▶ **Brief**:
Scan the records and identify every line in which the string "ylabel" occurs, then return those lines.
— Start of Provided data —
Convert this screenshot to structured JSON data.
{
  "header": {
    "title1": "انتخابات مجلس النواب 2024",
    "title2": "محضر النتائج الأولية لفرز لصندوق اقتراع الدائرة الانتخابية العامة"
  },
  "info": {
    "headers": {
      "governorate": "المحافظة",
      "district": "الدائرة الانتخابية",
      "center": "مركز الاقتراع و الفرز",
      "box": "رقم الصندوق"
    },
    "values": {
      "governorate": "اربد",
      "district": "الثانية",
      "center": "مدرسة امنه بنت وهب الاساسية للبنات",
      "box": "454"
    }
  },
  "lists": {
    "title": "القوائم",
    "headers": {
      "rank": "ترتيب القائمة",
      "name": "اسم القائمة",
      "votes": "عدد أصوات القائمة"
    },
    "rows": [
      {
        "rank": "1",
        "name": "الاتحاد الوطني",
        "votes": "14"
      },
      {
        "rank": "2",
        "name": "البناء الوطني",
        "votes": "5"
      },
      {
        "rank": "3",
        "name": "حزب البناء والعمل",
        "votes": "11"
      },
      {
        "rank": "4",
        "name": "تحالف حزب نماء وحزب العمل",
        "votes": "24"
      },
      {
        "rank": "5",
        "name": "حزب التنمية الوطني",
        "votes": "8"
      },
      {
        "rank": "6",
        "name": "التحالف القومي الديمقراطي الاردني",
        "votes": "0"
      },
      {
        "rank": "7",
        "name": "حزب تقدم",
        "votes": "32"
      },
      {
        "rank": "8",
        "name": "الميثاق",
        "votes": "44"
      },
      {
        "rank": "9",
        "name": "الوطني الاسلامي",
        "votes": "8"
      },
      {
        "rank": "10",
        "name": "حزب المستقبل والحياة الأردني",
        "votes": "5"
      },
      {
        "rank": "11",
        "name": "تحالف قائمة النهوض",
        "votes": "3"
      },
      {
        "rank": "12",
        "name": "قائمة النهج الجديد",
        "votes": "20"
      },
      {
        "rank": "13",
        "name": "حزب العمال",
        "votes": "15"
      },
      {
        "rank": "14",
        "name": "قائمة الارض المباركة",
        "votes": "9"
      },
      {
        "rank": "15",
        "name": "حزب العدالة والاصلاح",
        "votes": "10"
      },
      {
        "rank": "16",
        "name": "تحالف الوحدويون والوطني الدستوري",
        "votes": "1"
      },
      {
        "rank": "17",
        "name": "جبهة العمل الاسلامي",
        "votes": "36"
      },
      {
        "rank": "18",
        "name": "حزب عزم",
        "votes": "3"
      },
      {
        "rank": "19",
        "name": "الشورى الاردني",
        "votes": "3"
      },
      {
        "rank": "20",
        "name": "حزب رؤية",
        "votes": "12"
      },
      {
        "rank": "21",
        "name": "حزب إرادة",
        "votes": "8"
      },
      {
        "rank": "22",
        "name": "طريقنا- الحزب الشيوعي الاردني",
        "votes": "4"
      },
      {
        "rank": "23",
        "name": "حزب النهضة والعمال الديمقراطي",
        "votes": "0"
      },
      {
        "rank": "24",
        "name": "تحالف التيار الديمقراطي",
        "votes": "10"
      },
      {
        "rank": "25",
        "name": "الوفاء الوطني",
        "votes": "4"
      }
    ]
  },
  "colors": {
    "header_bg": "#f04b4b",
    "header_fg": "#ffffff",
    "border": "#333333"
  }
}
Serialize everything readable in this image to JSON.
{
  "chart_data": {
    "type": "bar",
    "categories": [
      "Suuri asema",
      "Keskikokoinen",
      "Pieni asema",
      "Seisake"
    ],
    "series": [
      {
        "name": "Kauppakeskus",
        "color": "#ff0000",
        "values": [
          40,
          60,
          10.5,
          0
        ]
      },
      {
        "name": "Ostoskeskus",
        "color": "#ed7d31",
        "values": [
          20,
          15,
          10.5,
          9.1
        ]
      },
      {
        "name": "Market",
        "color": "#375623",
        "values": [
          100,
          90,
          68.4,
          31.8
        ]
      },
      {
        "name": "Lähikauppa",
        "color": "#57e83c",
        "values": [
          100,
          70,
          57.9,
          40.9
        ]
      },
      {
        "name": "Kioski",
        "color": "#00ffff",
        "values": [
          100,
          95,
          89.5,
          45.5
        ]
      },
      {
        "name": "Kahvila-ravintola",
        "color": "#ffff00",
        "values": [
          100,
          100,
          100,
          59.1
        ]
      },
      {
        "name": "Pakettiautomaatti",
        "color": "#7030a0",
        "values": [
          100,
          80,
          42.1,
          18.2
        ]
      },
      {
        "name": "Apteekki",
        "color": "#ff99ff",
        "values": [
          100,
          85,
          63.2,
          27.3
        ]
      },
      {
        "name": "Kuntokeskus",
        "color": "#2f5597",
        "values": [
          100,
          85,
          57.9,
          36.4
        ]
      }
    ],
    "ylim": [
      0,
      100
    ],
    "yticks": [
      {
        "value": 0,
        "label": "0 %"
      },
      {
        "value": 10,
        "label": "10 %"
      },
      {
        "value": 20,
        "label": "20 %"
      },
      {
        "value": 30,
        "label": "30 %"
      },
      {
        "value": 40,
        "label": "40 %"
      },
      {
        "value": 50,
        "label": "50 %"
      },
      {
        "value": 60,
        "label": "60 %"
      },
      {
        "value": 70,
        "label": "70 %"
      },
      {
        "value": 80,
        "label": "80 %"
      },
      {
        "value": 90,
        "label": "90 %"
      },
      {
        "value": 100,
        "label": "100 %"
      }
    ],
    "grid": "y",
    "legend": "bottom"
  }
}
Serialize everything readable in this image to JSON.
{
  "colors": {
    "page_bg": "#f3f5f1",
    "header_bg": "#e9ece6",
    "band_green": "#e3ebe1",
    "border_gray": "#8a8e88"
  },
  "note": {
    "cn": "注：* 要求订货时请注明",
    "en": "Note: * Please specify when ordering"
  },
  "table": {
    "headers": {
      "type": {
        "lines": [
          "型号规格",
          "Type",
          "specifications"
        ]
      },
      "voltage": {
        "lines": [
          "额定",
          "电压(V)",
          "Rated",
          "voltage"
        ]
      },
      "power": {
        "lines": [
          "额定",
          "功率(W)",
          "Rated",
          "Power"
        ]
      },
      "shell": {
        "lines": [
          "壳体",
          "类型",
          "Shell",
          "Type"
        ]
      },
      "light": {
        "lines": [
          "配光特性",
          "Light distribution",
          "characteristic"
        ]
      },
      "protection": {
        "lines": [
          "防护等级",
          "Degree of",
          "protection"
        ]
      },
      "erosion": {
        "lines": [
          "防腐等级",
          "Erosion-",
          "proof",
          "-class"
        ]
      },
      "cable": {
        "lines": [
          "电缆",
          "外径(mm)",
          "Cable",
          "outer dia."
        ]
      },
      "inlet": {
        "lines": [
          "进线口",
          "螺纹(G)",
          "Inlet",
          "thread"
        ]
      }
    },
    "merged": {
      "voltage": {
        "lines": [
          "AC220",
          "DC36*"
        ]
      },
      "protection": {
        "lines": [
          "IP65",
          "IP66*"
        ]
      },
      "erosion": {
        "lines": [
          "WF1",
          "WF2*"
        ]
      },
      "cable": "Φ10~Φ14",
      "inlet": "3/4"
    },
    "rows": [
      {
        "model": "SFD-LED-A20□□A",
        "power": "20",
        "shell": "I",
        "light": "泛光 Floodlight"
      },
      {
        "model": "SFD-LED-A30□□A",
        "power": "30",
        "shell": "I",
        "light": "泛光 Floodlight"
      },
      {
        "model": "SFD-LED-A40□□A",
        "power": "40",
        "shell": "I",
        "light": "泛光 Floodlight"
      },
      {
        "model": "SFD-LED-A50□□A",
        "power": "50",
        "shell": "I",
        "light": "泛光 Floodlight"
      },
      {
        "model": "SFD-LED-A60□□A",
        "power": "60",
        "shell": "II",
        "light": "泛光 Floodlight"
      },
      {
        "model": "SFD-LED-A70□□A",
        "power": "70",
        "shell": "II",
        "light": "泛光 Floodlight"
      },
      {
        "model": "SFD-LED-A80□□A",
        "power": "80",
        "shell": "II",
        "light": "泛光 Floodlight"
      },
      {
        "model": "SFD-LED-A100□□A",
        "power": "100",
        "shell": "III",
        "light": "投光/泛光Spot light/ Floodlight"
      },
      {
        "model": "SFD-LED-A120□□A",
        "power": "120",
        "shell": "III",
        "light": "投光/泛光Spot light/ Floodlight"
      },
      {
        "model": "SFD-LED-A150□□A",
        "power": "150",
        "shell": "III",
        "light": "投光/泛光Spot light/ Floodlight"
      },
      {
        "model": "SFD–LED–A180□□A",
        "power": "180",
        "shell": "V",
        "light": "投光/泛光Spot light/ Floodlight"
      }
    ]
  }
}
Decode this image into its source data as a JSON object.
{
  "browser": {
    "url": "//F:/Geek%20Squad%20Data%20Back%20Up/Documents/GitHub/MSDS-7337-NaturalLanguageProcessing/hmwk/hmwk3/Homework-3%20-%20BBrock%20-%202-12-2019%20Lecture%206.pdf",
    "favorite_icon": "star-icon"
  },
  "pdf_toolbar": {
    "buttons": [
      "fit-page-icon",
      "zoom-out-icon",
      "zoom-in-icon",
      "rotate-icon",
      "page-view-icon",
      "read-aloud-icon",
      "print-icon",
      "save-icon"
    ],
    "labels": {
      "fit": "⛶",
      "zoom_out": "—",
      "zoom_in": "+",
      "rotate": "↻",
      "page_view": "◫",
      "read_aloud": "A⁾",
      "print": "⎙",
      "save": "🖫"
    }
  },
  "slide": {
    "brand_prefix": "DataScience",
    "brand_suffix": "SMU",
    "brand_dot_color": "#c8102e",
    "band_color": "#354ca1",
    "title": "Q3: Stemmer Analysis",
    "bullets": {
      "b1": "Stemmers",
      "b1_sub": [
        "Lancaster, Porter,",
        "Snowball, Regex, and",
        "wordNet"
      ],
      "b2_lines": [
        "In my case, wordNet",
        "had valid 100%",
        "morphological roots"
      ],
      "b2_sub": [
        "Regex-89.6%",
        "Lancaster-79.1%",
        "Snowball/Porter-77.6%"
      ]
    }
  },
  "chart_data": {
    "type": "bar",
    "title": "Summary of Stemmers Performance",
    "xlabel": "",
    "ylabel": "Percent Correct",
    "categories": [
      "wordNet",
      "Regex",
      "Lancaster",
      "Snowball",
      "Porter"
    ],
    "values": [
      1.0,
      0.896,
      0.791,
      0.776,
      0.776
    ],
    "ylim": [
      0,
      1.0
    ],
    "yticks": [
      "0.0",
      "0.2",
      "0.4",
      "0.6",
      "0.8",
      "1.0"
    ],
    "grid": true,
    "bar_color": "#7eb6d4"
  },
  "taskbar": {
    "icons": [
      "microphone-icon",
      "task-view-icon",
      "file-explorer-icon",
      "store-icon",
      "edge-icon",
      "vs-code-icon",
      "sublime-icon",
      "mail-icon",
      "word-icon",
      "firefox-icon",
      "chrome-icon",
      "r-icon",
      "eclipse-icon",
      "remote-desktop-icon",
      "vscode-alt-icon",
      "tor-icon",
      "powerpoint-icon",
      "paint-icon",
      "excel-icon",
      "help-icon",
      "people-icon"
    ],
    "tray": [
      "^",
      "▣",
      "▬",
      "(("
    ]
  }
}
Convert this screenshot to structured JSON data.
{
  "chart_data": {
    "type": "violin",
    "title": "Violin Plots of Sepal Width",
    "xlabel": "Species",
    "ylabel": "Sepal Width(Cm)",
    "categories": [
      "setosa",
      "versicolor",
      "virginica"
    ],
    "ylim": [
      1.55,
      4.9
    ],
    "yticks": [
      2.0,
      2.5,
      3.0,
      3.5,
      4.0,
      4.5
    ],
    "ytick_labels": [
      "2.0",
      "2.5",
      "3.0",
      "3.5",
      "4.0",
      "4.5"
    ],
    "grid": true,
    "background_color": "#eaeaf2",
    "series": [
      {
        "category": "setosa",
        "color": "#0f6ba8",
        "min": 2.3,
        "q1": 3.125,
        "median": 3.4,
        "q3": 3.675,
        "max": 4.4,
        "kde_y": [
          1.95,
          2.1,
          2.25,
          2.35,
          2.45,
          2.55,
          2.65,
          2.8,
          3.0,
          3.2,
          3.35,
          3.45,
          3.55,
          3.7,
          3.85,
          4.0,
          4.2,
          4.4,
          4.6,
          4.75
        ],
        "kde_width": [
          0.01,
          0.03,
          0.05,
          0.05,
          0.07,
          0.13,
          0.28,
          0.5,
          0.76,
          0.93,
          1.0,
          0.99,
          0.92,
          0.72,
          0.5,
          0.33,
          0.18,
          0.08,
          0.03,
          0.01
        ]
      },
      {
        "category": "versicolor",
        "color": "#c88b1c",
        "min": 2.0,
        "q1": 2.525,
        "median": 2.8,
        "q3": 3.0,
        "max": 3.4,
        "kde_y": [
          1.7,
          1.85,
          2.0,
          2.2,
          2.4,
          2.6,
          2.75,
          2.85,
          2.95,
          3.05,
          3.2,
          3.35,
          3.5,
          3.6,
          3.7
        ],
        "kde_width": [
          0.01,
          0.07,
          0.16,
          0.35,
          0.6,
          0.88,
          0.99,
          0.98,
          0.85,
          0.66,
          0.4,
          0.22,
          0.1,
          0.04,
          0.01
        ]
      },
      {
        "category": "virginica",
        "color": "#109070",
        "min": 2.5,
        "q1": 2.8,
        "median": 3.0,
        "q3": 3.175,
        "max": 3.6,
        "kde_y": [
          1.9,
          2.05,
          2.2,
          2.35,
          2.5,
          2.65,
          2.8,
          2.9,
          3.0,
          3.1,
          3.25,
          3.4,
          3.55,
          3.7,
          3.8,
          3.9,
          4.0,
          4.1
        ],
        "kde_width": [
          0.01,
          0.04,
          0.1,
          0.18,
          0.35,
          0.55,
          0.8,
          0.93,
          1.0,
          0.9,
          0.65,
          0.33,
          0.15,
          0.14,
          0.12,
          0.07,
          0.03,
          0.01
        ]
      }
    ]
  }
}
— End of Provided data —
▶ **Expected answer**:
    "ylabel": "Percent Correct",
    "ylabel": "Sepal Width(Cm)",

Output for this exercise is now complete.